INSTRUÇÃO DADA:
Reproduza sem alterações o trecho das linhas que vai do início até a linha que contém "nav-item-company-label: 비티컴퍼스 <box>66", incluindo as duas extremidades.

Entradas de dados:
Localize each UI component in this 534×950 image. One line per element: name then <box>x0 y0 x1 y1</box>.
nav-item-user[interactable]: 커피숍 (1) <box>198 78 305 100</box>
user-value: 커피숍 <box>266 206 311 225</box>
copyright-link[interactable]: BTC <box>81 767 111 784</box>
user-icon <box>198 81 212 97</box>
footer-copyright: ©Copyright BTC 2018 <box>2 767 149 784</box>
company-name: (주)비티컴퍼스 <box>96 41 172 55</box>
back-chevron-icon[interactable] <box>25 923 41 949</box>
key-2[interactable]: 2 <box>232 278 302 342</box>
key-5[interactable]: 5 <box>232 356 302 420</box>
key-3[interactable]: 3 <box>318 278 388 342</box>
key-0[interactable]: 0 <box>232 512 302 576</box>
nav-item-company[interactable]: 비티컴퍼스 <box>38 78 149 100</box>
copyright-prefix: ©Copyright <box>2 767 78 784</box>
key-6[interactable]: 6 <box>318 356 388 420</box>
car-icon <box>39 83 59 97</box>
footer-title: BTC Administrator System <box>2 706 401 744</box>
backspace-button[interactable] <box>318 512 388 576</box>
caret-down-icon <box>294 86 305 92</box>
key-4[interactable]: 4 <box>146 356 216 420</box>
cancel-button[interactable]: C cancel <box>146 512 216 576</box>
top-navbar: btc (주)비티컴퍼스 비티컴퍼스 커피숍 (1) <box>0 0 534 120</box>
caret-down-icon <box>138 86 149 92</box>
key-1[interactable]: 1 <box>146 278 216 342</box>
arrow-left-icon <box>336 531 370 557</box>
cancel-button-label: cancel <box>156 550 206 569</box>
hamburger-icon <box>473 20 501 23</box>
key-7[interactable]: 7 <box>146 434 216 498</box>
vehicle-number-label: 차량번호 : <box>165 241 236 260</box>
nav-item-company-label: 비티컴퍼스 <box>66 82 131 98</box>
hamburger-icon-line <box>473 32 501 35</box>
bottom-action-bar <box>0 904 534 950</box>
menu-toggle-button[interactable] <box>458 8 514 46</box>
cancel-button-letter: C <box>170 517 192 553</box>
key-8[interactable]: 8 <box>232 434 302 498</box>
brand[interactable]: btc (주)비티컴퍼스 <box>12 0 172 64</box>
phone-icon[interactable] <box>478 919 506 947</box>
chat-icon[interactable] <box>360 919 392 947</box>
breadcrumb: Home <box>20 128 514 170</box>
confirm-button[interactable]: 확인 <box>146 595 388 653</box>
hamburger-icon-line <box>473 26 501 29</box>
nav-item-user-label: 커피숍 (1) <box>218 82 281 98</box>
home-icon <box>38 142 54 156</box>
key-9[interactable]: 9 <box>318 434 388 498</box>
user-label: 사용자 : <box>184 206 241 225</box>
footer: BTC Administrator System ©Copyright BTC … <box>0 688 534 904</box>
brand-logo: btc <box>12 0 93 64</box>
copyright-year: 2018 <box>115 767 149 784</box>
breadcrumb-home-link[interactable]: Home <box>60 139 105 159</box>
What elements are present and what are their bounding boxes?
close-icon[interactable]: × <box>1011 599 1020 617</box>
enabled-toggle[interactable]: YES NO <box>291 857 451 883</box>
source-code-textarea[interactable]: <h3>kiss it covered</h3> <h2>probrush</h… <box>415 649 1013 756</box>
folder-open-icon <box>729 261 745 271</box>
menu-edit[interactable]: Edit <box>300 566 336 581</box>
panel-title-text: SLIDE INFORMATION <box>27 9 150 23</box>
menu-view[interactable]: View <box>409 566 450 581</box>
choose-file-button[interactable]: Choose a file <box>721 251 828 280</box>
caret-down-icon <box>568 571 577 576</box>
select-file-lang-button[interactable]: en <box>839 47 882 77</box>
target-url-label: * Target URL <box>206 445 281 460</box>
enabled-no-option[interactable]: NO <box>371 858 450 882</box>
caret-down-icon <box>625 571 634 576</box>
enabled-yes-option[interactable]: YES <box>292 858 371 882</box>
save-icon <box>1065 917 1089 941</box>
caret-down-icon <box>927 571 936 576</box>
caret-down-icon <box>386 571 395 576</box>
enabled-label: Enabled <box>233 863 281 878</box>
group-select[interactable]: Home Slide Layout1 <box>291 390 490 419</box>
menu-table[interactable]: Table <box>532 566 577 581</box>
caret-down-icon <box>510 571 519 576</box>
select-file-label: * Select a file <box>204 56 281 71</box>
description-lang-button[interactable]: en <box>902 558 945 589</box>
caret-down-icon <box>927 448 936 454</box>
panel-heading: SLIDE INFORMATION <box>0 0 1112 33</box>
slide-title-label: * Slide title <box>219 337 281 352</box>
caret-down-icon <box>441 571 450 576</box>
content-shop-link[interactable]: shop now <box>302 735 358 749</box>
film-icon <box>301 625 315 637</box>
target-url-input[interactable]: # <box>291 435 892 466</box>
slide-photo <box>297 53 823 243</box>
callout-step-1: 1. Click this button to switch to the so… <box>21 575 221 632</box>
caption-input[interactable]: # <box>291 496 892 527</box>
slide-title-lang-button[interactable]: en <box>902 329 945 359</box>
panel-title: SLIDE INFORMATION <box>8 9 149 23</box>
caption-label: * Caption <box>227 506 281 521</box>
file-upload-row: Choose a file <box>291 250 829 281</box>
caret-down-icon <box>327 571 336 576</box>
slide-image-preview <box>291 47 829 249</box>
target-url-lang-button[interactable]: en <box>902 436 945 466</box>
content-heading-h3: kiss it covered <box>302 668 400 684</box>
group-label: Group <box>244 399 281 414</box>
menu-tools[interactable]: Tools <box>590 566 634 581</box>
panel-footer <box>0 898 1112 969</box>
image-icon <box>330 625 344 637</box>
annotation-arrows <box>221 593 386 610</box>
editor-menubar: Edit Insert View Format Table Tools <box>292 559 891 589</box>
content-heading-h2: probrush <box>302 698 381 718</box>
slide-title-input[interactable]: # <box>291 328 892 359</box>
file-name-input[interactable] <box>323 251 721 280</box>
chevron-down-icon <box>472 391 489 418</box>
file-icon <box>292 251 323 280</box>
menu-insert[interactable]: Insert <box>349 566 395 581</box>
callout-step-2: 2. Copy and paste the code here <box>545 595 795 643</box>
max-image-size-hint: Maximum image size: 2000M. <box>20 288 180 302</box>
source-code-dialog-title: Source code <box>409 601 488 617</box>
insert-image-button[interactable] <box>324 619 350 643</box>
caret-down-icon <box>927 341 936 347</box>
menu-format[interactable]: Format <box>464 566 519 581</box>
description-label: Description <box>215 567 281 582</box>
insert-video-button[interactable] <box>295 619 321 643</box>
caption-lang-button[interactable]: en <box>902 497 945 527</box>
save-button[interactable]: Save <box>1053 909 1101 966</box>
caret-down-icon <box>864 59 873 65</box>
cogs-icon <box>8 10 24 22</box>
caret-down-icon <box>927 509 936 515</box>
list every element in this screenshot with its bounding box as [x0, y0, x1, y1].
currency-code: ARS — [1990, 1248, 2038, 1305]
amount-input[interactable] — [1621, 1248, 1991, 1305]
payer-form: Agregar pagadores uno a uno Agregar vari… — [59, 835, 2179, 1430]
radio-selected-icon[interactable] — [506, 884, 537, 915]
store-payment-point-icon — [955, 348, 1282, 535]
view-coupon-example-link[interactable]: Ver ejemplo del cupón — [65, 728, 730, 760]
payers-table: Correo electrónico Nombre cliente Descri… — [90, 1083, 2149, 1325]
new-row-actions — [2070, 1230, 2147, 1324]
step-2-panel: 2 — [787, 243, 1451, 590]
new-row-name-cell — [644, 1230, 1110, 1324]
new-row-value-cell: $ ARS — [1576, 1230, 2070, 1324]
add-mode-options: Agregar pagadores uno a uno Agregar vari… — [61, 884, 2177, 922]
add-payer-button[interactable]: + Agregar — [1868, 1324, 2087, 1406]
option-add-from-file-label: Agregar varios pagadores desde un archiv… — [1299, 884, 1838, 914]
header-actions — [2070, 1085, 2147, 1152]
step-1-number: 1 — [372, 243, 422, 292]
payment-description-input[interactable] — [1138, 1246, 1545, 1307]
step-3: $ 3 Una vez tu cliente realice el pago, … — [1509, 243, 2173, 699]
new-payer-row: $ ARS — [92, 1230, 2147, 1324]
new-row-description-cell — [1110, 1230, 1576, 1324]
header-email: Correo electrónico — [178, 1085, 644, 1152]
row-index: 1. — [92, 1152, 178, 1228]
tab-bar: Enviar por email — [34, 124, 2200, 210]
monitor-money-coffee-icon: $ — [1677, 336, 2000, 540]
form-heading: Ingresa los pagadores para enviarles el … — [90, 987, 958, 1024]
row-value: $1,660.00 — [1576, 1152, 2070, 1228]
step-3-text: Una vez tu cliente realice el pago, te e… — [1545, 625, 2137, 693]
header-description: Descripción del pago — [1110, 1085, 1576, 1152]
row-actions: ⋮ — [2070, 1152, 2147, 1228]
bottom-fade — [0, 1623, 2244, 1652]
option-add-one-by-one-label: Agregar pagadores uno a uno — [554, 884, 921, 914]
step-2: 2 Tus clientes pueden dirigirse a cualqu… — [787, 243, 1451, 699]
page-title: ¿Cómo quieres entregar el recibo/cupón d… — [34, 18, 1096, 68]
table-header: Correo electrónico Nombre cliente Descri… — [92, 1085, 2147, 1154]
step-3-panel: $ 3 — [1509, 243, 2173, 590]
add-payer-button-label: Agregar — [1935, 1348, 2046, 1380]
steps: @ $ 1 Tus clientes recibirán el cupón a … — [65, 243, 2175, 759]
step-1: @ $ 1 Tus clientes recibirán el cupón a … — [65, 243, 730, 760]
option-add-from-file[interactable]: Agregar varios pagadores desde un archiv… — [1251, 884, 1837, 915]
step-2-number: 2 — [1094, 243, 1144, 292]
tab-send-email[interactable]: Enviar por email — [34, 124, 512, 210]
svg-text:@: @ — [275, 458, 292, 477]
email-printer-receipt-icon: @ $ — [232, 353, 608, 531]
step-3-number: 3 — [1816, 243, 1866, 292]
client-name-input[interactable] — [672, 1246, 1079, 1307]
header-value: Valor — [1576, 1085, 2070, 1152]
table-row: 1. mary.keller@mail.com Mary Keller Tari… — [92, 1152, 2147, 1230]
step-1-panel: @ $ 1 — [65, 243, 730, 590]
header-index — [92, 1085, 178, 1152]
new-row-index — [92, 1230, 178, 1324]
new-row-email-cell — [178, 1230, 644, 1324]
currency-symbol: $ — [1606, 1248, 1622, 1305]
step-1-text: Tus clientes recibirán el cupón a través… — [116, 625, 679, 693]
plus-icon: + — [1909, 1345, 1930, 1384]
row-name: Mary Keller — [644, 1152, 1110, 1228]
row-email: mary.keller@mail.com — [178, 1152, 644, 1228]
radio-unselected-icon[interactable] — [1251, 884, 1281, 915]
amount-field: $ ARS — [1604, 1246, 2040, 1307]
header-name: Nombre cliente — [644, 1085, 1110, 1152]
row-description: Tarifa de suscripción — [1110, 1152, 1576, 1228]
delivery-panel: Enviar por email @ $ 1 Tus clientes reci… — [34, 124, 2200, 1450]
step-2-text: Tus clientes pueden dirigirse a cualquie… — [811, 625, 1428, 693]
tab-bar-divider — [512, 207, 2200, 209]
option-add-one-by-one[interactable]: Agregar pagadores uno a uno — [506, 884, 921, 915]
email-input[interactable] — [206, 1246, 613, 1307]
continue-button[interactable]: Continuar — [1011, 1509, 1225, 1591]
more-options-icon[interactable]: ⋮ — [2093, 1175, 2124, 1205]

RESOLUÇÃO DO EXERCÍCIO:
Localize each UI component in this 534×950 image. One line per element: name then <box>x0 y0 x1 y1</box>.
nav-item-user[interactable]: 커피숍 (1) <box>198 78 305 100</box>
user-value: 커피숍 <box>266 206 311 225</box>
copyright-link[interactable]: BTC <box>81 767 111 784</box>
user-icon <box>198 81 212 97</box>
footer-copyright: ©Copyright BTC 2018 <box>2 767 149 784</box>
company-name: (주)비티컴퍼스 <box>96 41 172 55</box>
back-chevron-icon[interactable] <box>25 923 41 949</box>
key-2[interactable]: 2 <box>232 278 302 342</box>
key-5[interactable]: 5 <box>232 356 302 420</box>
key-3[interactable]: 3 <box>318 278 388 342</box>
key-0[interactable]: 0 <box>232 512 302 576</box>
nav-item-company[interactable]: 비티컴퍼스 <box>38 78 149 100</box>
copyright-prefix: ©Copyright <box>2 767 78 784</box>
key-6[interactable]: 6 <box>318 356 388 420</box>
car-icon <box>39 83 59 97</box>
footer-title: BTC Administrator System <box>2 706 401 744</box>
backspace-button[interactable] <box>318 512 388 576</box>
caret-down-icon <box>294 86 305 92</box>
key-4[interactable]: 4 <box>146 356 216 420</box>
cancel-button[interactable]: C cancel <box>146 512 216 576</box>
top-navbar: btc (주)비티컴퍼스 비티컴퍼스 커피숍 (1) <box>0 0 534 120</box>
caret-down-icon <box>138 86 149 92</box>
key-1[interactable]: 1 <box>146 278 216 342</box>
arrow-left-icon <box>336 531 370 557</box>
cancel-button-label: cancel <box>156 550 206 569</box>
hamburger-icon <box>473 20 501 23</box>
key-7[interactable]: 7 <box>146 434 216 498</box>
vehicle-number-label: 차량번호 : <box>165 241 236 260</box>
nav-item-company-label: 비티컴퍼스 <box>66 82 131 98</box>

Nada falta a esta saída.